[A run of records]

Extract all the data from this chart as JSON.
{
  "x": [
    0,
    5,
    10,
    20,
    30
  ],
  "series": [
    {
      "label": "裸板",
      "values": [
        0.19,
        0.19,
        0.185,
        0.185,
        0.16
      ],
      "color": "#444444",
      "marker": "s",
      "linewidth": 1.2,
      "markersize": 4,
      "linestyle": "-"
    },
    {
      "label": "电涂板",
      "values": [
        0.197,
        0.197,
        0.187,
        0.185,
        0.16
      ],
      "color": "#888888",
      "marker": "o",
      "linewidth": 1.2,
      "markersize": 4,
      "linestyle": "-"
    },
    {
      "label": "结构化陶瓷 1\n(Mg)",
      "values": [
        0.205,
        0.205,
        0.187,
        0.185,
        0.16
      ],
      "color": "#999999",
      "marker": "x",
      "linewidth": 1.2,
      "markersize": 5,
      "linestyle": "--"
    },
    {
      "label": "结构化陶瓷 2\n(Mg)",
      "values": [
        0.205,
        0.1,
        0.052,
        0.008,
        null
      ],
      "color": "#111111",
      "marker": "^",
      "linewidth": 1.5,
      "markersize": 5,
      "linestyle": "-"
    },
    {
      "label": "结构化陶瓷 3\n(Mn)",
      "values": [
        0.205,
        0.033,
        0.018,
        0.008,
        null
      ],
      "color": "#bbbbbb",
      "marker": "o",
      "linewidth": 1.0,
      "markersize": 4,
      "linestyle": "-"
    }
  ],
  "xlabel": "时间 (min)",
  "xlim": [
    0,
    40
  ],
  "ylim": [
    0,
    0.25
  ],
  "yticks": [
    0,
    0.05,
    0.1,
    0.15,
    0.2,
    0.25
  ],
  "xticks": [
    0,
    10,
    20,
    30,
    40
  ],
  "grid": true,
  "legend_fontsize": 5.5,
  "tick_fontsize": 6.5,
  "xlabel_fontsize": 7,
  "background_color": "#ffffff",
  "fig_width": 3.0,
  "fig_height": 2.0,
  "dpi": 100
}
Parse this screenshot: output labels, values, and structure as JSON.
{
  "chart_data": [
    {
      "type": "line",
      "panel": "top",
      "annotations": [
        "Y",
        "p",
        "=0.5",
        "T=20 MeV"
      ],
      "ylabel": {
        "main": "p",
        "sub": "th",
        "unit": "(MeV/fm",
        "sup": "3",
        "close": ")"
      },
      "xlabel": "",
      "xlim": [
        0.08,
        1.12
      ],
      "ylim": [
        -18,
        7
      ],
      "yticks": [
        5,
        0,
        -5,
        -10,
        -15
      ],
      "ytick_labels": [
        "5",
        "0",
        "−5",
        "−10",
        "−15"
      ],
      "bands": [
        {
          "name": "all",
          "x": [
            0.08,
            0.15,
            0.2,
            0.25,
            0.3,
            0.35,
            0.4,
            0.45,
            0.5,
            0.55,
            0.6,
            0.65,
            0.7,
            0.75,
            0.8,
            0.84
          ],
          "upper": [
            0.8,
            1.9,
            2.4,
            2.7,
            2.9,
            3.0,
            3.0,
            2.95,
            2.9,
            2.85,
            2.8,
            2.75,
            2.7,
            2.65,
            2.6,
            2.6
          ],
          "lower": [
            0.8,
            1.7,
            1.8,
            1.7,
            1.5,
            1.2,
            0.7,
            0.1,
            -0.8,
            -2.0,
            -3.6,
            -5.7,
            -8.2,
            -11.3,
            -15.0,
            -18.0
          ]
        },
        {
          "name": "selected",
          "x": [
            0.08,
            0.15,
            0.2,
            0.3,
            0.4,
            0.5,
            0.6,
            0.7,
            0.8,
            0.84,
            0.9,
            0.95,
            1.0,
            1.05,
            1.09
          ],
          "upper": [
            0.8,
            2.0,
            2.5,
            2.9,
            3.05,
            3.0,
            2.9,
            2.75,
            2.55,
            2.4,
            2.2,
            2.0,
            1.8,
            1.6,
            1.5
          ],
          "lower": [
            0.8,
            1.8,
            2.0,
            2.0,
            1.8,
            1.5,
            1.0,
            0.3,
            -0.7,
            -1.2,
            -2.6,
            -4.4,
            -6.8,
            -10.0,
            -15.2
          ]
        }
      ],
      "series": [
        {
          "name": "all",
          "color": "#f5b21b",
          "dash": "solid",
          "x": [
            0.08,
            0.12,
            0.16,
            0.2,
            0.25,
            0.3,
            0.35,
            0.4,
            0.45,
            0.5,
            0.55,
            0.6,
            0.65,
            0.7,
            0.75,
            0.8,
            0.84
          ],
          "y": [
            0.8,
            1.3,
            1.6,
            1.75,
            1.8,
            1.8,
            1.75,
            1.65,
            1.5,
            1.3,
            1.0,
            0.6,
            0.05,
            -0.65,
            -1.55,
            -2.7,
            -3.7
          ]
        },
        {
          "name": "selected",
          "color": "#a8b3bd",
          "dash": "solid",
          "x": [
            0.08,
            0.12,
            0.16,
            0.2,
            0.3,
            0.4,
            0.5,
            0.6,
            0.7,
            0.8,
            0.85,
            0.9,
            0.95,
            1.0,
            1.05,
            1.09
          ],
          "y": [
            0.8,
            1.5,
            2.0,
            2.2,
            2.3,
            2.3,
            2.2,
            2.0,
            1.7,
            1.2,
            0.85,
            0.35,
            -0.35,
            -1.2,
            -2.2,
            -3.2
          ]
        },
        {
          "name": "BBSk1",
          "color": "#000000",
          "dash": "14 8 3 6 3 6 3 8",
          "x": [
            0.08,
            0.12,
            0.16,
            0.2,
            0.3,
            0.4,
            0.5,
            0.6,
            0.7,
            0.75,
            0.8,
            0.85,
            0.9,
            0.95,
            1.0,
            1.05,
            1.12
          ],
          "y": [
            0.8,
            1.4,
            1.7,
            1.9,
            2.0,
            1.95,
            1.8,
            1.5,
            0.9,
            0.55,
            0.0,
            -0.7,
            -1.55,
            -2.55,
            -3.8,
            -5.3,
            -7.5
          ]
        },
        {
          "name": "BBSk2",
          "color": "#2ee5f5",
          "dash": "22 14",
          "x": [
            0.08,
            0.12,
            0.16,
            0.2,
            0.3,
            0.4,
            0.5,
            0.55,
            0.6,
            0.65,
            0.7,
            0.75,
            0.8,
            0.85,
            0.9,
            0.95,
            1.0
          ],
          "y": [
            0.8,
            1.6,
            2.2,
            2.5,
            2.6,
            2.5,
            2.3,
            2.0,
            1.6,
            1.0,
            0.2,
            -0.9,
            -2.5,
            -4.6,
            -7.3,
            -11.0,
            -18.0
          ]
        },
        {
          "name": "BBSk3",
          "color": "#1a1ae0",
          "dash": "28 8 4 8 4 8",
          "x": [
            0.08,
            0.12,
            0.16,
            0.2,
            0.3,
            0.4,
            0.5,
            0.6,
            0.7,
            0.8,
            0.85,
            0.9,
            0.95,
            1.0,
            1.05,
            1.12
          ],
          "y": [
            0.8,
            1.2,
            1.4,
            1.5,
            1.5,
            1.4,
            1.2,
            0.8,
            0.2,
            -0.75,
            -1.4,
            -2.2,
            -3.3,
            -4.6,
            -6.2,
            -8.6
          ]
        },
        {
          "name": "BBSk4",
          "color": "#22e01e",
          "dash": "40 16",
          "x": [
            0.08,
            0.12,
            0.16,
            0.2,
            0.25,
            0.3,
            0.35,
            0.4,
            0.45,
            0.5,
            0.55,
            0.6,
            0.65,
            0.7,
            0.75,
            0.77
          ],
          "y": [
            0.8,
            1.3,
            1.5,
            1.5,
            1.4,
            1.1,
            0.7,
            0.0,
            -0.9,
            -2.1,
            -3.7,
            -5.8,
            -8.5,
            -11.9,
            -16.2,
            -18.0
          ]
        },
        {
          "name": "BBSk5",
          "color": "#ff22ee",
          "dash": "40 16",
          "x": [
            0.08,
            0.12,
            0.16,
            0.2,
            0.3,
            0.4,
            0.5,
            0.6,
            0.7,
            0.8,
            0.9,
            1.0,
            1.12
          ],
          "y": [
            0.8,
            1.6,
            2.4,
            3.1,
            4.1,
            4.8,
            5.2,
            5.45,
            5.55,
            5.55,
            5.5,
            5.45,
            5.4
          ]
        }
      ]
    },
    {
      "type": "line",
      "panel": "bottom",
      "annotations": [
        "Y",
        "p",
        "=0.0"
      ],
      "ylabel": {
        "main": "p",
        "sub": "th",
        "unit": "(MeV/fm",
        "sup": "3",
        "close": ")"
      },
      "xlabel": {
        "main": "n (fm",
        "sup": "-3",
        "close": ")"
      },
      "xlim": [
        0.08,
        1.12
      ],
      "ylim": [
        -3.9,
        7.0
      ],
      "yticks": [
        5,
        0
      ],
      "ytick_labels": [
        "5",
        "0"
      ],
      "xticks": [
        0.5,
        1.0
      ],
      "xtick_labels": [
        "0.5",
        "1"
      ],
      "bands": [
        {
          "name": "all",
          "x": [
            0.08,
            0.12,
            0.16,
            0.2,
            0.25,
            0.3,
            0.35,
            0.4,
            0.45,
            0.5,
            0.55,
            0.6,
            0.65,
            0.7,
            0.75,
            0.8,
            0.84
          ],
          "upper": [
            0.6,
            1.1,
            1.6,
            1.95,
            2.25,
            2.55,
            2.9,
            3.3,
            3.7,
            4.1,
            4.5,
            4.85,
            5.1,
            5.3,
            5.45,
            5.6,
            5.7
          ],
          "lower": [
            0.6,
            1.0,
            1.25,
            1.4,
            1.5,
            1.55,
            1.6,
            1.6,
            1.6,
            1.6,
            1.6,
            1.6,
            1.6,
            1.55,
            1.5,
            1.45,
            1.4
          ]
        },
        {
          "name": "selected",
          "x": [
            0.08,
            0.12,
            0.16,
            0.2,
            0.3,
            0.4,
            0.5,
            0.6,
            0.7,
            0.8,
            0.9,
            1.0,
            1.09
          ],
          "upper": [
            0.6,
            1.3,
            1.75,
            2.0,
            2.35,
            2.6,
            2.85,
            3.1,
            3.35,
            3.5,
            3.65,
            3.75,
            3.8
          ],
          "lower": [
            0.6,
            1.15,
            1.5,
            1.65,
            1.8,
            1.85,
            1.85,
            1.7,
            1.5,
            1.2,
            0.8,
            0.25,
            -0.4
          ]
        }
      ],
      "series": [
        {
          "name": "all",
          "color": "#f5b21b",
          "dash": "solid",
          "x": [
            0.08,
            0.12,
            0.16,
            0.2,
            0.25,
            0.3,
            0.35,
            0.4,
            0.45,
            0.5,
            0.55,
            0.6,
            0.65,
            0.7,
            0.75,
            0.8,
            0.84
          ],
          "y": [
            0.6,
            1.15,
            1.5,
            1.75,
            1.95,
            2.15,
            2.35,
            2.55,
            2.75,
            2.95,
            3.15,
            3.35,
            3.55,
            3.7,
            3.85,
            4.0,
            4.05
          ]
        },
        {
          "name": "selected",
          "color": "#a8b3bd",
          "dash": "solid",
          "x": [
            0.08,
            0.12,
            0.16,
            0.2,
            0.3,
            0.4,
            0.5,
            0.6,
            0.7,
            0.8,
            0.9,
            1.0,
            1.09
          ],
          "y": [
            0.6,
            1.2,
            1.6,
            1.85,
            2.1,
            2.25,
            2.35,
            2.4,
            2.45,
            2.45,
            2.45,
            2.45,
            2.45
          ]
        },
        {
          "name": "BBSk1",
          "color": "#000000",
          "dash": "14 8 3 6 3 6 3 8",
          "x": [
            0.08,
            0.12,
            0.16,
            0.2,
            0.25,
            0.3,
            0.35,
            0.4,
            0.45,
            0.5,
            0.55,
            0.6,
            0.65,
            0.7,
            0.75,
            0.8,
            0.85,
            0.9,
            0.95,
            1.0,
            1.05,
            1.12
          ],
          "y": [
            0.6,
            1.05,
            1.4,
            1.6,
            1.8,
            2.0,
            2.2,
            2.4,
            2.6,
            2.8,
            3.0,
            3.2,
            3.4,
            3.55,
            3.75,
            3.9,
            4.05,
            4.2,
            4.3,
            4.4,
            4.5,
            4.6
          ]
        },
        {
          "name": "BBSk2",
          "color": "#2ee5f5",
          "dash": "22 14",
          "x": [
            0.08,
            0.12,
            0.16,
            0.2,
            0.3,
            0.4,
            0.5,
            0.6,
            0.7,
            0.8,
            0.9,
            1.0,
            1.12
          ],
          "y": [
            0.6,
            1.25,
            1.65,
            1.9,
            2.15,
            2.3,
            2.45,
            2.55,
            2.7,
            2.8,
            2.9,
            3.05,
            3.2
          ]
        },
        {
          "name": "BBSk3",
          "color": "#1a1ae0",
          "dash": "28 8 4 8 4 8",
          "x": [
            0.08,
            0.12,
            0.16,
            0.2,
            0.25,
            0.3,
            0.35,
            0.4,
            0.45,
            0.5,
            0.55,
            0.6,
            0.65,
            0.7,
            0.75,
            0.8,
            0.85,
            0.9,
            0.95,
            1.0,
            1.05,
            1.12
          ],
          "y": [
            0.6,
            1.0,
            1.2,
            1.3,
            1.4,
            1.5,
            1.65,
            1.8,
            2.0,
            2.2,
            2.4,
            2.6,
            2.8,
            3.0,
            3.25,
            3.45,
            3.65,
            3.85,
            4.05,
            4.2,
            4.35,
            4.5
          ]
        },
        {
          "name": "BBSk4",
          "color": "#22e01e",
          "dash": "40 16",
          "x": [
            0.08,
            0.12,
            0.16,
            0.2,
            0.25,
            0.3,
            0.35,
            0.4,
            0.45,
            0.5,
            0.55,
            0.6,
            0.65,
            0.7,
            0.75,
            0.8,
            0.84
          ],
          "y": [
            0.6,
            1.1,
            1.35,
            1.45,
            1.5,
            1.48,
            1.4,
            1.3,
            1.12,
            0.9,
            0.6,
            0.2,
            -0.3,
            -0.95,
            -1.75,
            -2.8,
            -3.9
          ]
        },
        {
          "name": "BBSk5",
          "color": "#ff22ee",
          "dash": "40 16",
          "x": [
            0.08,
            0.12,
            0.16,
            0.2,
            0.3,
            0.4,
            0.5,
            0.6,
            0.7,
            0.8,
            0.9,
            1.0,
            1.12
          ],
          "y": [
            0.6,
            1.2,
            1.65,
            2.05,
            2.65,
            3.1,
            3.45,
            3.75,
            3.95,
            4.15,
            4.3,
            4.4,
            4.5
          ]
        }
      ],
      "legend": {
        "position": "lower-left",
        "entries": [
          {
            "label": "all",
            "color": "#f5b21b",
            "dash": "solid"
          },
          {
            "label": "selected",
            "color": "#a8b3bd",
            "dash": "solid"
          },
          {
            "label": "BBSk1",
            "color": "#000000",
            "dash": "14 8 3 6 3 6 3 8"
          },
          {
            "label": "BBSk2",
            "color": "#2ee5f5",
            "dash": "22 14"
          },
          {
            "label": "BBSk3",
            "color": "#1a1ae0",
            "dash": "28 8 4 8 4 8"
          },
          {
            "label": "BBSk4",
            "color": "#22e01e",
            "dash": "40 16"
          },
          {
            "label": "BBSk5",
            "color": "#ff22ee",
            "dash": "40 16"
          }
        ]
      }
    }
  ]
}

(WHAT IS ASKED): Copy out all lines that carry the word "结构化陶瓷".

(RESULT OF THIS TASK):
      "label": "结构化陶瓷 1\n(Mg)",
      "label": "结构化陶瓷 2\n(Mg)",
      "label": "结构化陶瓷 3\n(Mn)",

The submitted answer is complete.